▶ Task instructions
Write the data out again in full, with no departure from the original.

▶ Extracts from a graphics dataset
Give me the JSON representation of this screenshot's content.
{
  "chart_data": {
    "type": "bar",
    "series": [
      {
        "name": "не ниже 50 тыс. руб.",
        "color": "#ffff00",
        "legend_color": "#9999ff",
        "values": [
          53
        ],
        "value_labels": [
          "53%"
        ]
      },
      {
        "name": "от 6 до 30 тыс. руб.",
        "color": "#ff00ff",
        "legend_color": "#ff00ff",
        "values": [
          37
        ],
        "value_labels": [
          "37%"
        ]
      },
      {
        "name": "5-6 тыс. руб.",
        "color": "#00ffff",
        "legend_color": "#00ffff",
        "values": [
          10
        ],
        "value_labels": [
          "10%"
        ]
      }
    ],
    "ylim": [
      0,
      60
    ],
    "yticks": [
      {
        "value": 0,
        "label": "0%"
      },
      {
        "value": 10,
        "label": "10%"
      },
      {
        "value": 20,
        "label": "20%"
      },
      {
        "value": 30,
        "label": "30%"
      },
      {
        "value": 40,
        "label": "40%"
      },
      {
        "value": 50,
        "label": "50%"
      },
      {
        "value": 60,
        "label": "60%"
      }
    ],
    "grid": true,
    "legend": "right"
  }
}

▶ Exercise result
Give me the JSON representation of this screenshot's content.
{
  "chart_data": {
    "type": "bar",
    "series": [
      {
        "name": "не ниже 50 тыс. руб.",
        "color": "#ffff00",
        "legend_color": "#9999ff",
        "values": [
          53
        ],
        "value_labels": [
          "53%"
        ]
      },
      {
        "name": "от 6 до 30 тыс. руб.",
        "color": "#ff00ff",
        "legend_color": "#ff00ff",
        "values": [
          37
        ],
        "value_labels": [
          "37%"
        ]
      },
      {
        "name": "5-6 тыс. руб.",
        "color": "#00ffff",
        "legend_color": "#00ffff",
        "values": [
          10
        ],
        "value_labels": [
          "10%"
        ]
      }
    ],
    "ylim": [
      0,
      60
    ],
    "yticks": [
      {
        "value": 0,
        "label": "0%"
      },
      {
        "value": 10,
        "label": "10%"
      },
      {
        "value": 20,
        "label": "20%"
      },
      {
        "value": 30,
        "label": "30%"
      },
      {
        "value": 40,
        "label": "40%"
      },
      {
        "value": 50,
        "label": "50%"
      },
      {
        "value": 60,
        "label": "60%"
      }
    ],
    "grid": true,
    "legend": "right"
  }
}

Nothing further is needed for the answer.